PROBLEM DESCRIPTION »
In the records below, find each line with the word "this" and copy it.

****

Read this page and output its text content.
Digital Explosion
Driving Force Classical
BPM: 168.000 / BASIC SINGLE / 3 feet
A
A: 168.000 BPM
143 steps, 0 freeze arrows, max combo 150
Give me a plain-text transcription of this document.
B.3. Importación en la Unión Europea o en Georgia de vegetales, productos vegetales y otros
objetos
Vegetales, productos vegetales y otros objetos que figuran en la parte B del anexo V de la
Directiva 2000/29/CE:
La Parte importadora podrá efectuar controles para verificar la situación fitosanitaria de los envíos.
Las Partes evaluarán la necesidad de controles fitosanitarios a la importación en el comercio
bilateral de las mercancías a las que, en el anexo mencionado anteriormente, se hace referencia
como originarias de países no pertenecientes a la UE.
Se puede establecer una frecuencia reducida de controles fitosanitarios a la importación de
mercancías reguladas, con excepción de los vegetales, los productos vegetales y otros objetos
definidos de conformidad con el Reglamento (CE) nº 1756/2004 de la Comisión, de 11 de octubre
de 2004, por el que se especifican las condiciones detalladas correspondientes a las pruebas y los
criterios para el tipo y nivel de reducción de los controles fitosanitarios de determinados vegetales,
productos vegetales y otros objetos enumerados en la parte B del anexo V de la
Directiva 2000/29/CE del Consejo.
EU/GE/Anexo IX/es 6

****

CORRECT RESPONSE »
Read this page and output its text content.
Give me a plain-text transcription of this document.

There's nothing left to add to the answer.